***** Record set
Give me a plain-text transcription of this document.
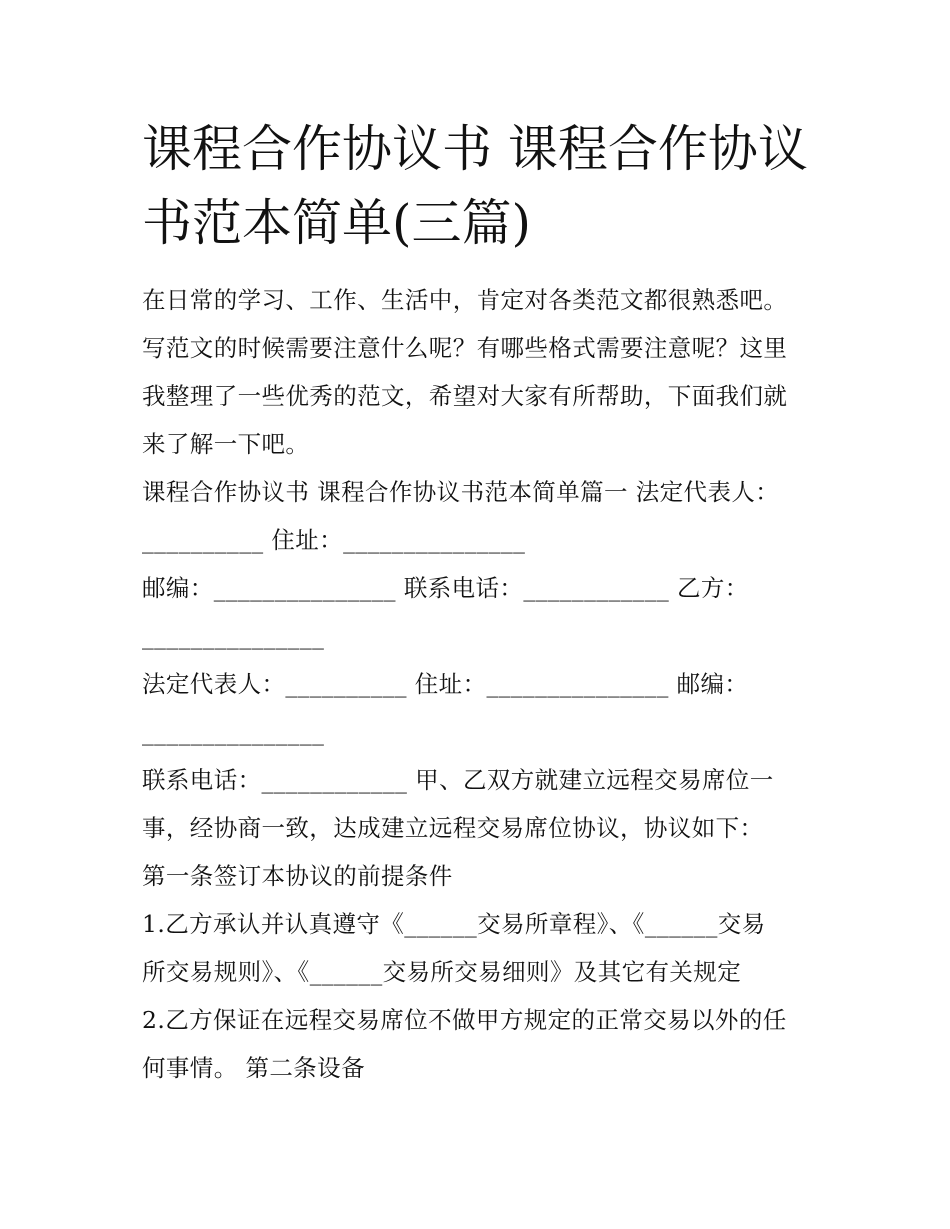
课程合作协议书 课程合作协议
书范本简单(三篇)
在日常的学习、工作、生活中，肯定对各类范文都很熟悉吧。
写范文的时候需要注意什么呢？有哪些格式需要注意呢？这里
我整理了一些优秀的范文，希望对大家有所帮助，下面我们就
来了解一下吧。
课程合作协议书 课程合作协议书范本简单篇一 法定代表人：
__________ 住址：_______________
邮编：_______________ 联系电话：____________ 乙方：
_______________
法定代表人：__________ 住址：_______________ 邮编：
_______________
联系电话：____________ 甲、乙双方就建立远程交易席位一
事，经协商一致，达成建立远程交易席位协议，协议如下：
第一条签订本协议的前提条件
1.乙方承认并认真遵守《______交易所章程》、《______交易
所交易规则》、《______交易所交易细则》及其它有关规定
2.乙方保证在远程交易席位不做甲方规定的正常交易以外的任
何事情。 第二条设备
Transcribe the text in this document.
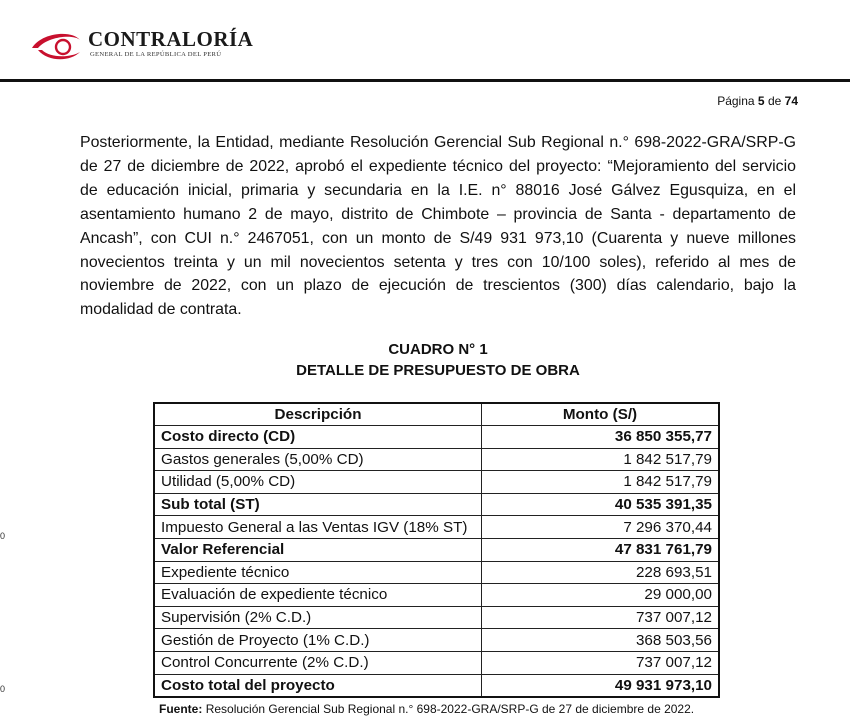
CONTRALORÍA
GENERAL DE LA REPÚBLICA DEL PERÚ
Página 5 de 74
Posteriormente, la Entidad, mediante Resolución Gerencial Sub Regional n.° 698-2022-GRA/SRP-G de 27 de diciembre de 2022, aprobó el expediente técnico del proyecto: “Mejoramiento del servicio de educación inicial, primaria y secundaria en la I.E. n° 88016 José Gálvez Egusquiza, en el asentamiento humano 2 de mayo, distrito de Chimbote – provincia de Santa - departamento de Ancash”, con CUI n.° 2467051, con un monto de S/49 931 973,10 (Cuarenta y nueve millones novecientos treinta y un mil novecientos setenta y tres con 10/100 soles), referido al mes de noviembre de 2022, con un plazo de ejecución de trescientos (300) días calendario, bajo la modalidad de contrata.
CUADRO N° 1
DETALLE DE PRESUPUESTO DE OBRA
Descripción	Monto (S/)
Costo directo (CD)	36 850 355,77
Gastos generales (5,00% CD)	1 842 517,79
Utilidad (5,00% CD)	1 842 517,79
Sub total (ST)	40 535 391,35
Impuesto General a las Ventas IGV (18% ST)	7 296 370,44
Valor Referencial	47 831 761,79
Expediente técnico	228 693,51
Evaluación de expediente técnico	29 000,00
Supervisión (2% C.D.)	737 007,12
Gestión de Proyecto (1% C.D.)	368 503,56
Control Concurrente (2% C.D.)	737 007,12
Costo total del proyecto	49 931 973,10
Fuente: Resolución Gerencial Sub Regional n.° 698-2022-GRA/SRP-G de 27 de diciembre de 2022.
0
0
**********
***** Record set
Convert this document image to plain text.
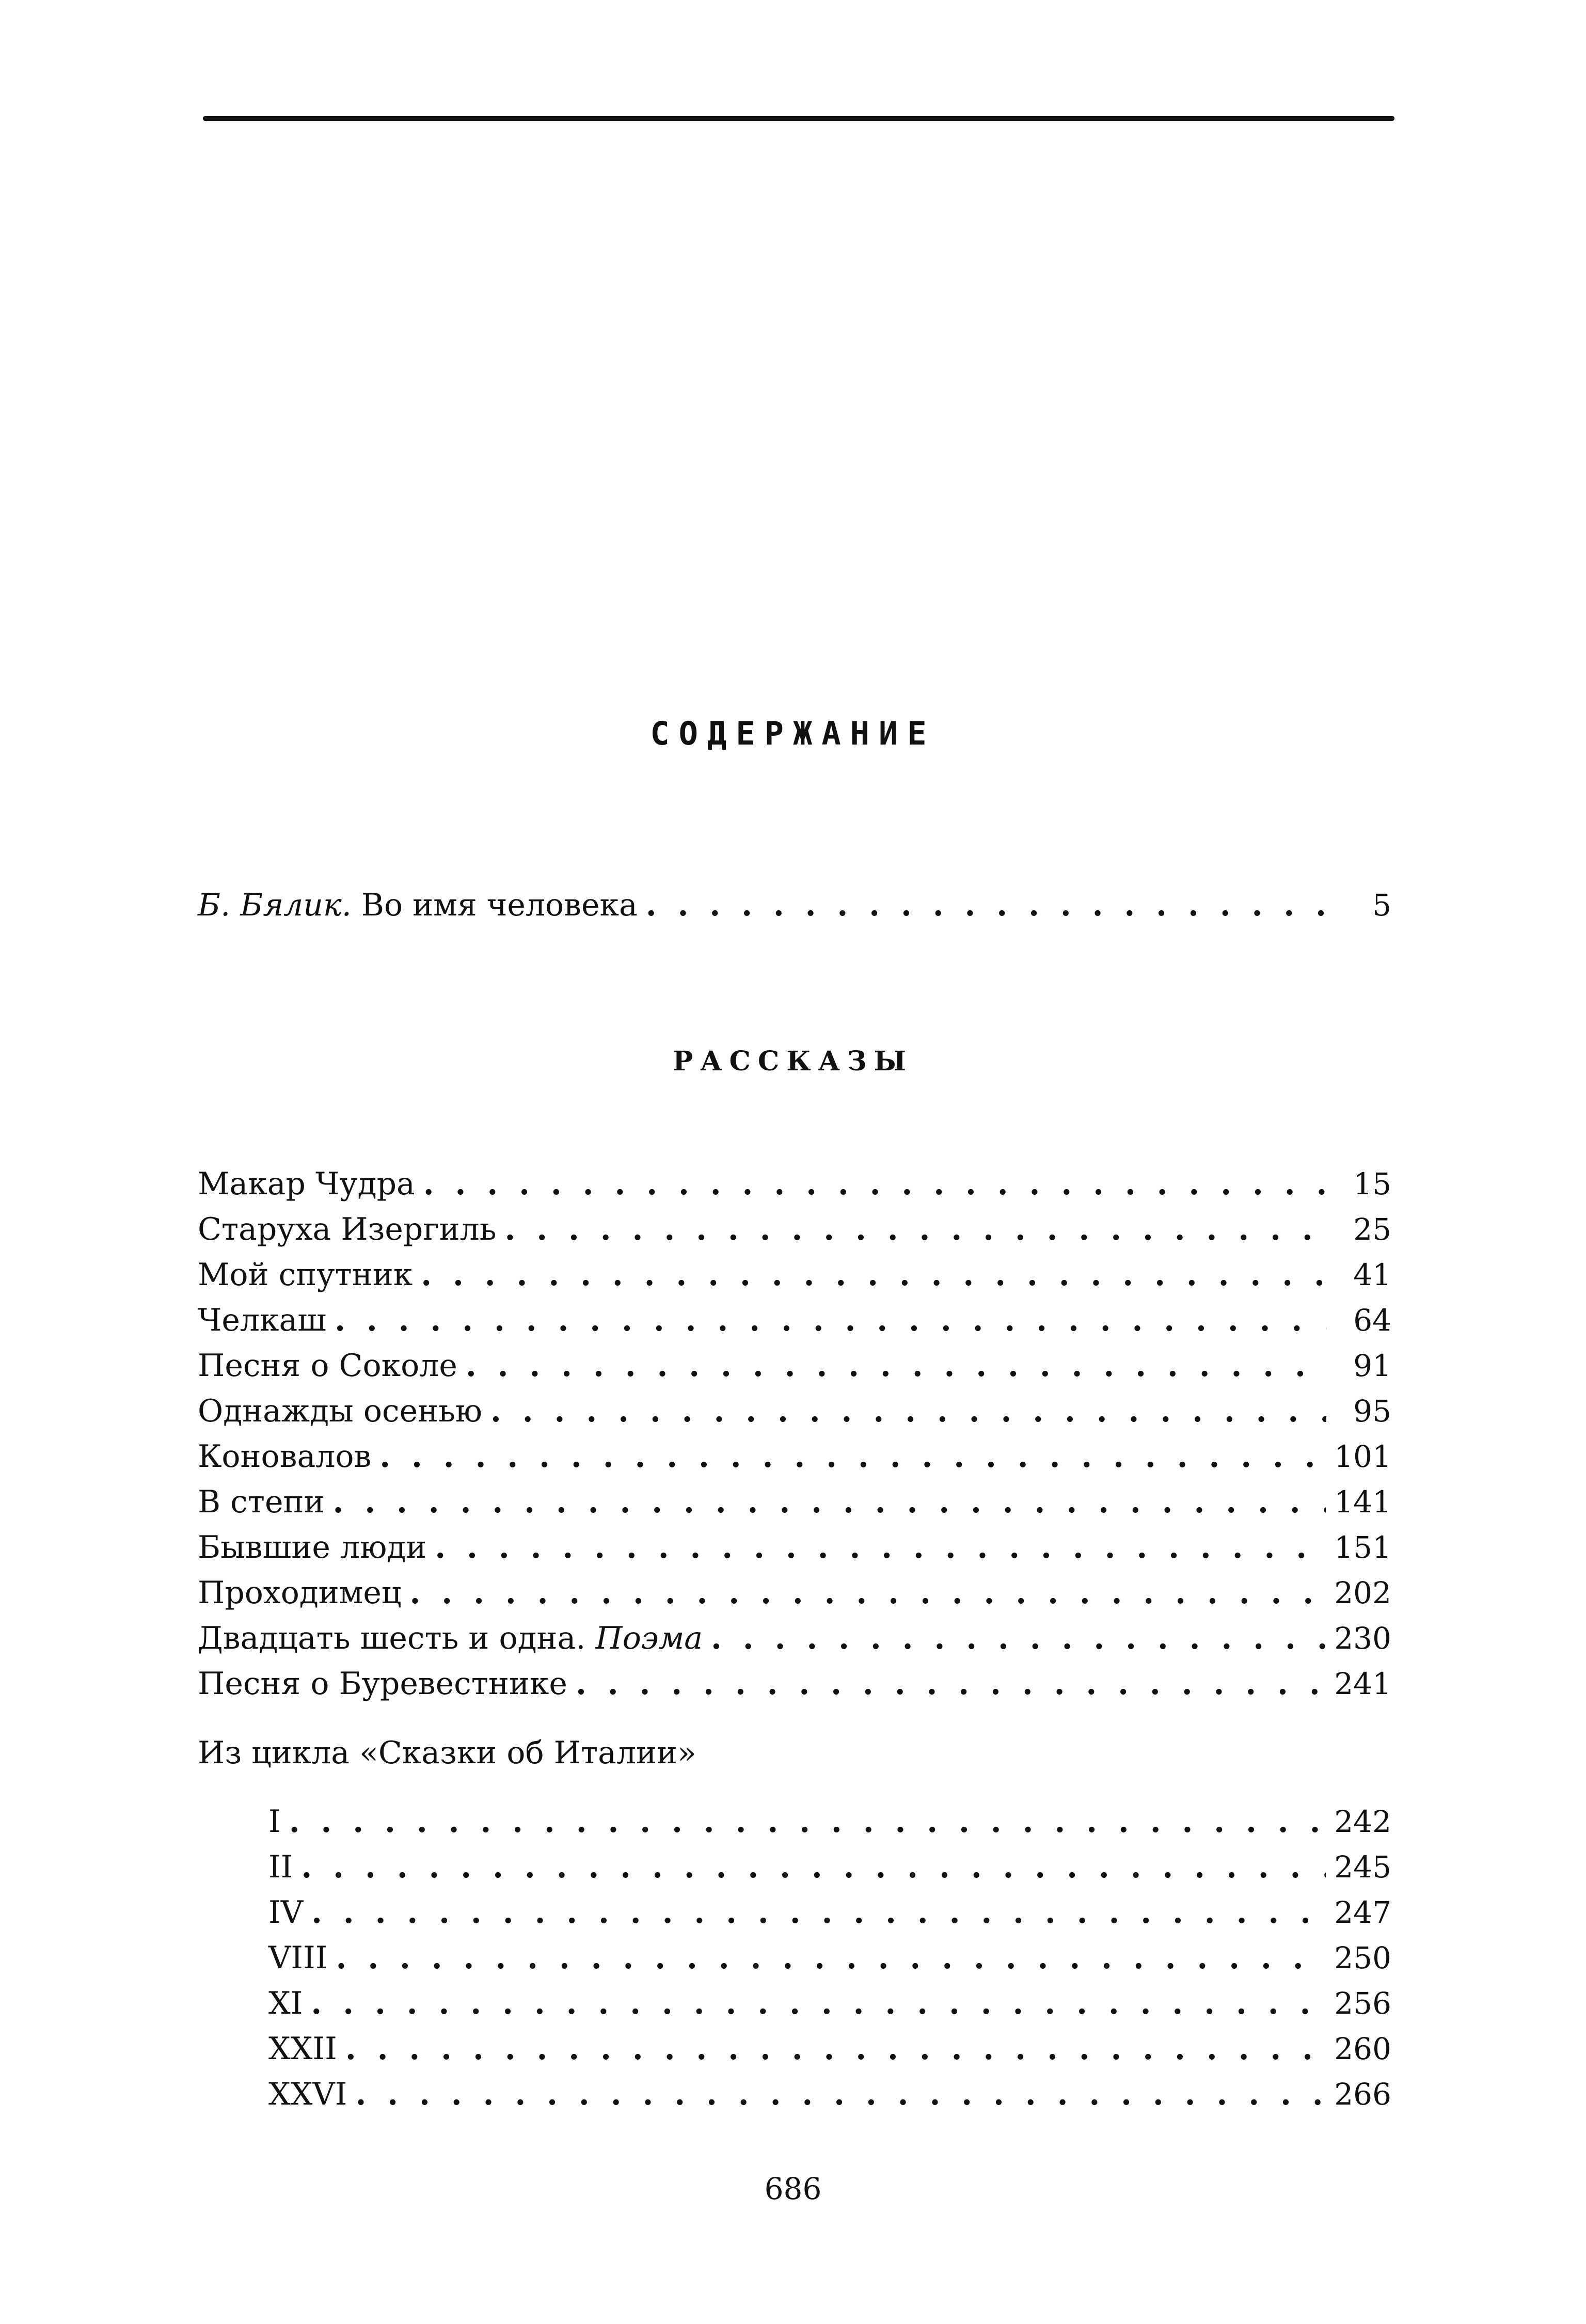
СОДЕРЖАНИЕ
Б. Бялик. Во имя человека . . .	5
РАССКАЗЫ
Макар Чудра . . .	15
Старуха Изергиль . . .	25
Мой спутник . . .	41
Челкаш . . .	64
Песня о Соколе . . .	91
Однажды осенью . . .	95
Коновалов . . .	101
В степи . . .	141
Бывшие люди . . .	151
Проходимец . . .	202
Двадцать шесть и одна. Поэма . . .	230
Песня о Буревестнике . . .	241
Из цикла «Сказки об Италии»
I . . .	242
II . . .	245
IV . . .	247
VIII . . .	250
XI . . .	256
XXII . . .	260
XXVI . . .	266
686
**********
***** Record set
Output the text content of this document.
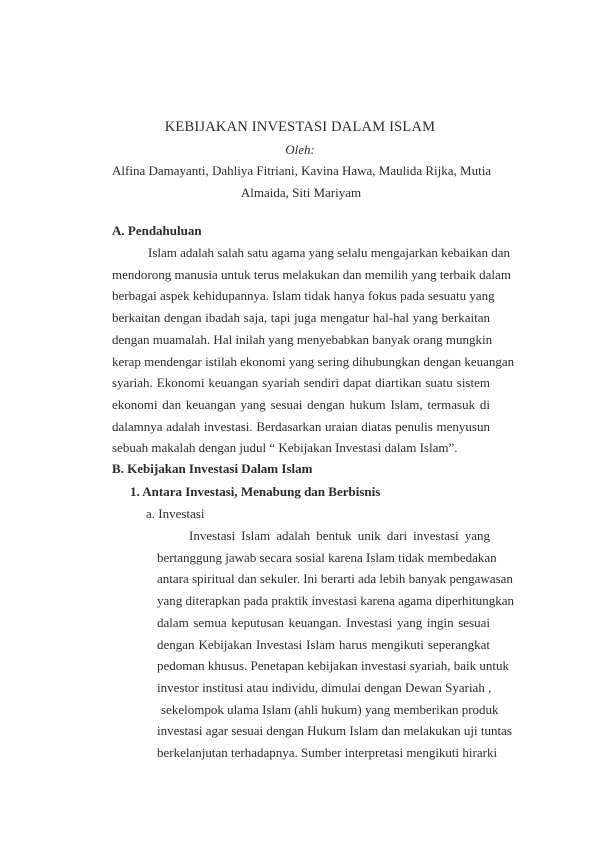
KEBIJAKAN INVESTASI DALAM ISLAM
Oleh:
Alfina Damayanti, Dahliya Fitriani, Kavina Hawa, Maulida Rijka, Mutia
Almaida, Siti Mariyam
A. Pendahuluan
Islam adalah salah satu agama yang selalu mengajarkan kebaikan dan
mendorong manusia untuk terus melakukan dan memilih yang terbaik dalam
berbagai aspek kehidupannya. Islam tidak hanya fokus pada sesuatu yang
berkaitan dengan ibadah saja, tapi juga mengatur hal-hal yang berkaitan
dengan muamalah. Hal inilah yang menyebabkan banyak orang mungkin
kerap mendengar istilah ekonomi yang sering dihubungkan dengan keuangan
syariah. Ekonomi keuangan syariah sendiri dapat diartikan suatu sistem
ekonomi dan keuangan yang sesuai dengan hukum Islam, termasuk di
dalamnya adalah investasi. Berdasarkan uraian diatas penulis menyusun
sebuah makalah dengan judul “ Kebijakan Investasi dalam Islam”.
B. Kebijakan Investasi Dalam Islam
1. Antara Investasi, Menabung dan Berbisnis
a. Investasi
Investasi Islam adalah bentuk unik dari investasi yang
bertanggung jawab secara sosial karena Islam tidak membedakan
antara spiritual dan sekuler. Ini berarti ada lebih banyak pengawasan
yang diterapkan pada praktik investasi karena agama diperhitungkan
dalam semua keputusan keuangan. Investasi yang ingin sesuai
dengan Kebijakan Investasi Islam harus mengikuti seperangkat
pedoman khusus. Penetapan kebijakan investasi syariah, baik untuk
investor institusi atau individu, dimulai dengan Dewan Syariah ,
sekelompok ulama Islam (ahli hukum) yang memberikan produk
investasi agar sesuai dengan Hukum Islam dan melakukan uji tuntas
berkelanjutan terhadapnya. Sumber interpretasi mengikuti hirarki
**********
Isolate the lines that hold the word "karena" and copy all of them.

bertanggung jawab secara sosial karena Islam tidak membedakan
yang diterapkan pada praktik investasi karena agama diperhitungkan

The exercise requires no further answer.